What is required: List all lines in the material below that contain "JSON".

Listed entries:
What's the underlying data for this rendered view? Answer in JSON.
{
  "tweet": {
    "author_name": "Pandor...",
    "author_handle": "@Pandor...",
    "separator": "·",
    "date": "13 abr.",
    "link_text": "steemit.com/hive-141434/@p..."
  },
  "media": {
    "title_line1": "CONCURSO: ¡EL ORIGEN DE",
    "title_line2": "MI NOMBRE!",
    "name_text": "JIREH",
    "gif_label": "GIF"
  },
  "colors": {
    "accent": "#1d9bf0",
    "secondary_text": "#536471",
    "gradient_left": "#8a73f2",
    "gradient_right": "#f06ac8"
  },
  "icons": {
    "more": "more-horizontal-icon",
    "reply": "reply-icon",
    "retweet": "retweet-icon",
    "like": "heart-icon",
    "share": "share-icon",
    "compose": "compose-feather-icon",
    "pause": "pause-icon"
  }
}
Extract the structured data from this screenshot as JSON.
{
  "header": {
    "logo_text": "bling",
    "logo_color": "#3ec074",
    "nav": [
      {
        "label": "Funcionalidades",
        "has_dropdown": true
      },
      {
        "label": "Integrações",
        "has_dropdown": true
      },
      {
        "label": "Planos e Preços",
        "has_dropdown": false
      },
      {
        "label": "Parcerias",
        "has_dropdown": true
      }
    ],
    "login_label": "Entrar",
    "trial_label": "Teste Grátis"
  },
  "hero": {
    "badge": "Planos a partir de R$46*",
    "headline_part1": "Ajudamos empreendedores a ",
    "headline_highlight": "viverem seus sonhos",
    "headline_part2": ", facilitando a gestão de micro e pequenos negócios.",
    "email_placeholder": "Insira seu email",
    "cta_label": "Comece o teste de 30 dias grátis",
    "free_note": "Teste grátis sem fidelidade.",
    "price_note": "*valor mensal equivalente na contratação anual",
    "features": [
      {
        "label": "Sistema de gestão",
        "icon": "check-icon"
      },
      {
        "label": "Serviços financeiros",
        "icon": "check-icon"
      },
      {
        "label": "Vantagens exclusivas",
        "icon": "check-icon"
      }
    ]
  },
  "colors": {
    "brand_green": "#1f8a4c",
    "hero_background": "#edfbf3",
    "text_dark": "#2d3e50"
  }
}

Full output:
What's the underlying data for this rendered view? Answer in JSON.
Extract the structured data from this screenshot as JSON.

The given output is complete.